Records from a data source:
★ ★ ★ ★ ★ ★ ★

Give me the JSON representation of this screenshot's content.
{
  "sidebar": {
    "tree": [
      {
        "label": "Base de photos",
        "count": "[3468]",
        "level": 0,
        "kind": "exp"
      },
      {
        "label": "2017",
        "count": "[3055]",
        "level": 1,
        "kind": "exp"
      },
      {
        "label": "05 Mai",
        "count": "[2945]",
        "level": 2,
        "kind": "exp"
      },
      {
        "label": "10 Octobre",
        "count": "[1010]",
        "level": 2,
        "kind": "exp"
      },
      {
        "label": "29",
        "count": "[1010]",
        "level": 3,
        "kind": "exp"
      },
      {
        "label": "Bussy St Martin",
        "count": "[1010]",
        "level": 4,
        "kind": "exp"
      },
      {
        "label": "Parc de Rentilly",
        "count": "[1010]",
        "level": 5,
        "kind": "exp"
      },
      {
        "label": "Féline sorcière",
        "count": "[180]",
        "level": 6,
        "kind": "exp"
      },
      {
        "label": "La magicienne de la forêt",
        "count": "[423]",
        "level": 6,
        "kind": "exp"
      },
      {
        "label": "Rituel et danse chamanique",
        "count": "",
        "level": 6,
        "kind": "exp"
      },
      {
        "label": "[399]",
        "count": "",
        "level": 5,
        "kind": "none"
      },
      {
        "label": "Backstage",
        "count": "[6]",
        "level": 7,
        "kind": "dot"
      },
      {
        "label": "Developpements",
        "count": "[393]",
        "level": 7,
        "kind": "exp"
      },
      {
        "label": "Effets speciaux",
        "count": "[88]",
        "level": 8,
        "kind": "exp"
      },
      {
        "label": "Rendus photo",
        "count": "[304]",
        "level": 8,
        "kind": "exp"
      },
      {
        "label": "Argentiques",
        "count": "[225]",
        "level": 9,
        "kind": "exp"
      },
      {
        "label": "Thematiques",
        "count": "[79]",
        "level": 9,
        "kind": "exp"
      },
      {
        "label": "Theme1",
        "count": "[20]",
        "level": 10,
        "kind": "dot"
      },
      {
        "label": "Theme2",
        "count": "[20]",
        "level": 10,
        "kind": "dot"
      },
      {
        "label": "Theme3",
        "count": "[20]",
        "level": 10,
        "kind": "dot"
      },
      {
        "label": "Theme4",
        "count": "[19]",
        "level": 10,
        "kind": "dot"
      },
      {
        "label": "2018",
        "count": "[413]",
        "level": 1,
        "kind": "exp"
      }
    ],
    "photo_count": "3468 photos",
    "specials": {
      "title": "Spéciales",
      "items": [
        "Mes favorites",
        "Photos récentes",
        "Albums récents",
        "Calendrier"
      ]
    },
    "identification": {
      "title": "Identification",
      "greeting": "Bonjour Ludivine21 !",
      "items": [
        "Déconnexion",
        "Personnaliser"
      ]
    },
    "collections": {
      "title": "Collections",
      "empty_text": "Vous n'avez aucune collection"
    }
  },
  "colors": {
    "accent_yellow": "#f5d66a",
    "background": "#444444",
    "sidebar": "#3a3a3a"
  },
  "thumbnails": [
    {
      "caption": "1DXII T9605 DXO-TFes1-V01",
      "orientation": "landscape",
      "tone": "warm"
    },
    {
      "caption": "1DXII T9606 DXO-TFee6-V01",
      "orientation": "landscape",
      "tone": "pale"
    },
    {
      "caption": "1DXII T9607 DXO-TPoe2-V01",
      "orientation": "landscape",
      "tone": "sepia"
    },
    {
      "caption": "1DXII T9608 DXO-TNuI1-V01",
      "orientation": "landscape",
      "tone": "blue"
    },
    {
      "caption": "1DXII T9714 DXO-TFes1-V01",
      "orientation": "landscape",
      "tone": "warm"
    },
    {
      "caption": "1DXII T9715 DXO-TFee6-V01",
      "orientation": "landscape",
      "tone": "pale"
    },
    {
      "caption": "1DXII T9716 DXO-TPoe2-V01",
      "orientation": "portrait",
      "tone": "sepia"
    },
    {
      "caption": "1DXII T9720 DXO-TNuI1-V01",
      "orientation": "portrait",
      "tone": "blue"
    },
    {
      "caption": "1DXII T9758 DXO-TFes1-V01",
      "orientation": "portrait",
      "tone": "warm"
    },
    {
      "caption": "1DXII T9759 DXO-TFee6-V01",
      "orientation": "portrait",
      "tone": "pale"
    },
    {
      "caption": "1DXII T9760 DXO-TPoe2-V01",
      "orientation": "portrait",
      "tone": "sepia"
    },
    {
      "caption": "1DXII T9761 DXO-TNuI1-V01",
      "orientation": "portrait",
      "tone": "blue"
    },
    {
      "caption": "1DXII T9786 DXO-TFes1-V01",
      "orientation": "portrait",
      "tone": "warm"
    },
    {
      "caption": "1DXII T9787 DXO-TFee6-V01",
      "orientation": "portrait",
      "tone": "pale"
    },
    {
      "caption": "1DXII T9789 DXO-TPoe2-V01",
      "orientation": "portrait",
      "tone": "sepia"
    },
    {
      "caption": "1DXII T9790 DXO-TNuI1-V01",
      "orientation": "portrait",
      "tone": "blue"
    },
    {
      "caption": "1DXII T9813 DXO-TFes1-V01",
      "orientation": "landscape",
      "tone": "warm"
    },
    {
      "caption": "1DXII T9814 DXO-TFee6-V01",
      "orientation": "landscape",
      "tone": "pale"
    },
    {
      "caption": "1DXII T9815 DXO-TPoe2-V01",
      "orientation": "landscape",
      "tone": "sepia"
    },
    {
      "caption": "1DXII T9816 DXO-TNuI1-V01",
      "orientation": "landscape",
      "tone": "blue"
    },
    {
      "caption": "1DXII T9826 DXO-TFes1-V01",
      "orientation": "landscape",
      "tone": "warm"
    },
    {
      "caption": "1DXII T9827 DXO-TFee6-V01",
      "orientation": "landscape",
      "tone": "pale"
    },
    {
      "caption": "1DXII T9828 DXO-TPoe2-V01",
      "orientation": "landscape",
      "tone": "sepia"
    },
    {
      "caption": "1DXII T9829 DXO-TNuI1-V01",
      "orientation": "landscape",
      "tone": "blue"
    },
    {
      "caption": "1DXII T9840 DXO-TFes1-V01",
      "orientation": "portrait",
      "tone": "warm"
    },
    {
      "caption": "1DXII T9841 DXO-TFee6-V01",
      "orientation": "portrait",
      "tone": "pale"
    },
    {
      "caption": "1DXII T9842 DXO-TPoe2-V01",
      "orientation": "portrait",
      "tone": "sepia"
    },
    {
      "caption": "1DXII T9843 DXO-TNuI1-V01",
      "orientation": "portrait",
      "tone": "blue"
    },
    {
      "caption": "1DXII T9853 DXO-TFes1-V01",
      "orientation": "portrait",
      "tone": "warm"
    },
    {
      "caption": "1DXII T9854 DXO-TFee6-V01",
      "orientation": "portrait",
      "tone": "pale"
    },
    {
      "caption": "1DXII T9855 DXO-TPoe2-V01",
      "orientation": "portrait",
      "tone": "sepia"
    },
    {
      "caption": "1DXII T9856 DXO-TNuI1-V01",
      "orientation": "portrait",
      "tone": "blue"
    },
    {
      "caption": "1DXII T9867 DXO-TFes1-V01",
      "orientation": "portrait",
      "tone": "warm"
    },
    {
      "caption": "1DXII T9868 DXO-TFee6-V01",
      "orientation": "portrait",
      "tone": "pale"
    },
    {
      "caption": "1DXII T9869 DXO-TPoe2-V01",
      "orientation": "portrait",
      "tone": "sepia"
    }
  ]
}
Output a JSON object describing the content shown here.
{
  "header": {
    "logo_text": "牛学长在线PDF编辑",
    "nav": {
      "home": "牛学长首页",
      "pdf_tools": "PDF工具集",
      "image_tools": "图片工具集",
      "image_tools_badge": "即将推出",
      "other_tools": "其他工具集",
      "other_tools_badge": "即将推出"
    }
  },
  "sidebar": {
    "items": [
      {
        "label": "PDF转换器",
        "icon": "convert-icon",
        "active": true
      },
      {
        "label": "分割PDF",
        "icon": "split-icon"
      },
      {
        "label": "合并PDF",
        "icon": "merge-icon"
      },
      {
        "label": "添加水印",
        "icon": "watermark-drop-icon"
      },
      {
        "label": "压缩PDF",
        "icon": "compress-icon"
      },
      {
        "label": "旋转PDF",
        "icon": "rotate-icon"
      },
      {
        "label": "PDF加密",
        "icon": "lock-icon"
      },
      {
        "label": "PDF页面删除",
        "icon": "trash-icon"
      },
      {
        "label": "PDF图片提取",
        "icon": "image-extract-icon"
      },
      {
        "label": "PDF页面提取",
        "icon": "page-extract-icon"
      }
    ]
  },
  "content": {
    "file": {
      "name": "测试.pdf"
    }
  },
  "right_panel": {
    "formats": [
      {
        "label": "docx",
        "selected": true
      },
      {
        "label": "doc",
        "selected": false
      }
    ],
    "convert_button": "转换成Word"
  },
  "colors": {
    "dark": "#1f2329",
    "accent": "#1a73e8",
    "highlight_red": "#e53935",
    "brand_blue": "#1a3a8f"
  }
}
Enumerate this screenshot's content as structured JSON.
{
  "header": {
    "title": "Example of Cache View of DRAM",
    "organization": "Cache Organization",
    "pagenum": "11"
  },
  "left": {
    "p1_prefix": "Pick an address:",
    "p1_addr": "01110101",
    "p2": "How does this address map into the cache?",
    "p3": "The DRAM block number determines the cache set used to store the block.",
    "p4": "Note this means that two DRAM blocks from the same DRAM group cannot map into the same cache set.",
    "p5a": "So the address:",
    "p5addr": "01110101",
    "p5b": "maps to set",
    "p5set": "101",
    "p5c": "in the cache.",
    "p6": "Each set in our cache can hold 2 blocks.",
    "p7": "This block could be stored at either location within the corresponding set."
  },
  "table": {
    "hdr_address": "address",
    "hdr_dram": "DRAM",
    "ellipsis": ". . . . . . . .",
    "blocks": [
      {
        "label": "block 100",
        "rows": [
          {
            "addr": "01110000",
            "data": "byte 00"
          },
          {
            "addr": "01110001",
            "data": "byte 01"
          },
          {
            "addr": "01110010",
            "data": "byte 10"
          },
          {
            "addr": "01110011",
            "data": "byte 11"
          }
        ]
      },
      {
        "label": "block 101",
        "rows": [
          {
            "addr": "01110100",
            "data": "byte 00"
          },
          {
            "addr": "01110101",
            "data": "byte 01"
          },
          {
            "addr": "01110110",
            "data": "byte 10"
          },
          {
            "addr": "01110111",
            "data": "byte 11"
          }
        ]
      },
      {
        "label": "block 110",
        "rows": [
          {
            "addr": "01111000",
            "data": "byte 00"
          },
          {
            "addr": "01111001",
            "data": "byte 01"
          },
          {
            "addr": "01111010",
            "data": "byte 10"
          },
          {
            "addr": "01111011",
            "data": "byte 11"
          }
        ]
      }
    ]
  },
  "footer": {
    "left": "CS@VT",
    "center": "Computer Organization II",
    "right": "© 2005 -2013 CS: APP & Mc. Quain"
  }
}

★ ★ ★ ★ ★ ★ ★

* STATED PROBLEM
Identify and copy lines that hold the string "title".

* ANSWER TO THE EXERCISE
      "title": "Spéciales",
      "title": "Identification",
      "title": "Collections",
    "title": "Example of Cache View of DRAM",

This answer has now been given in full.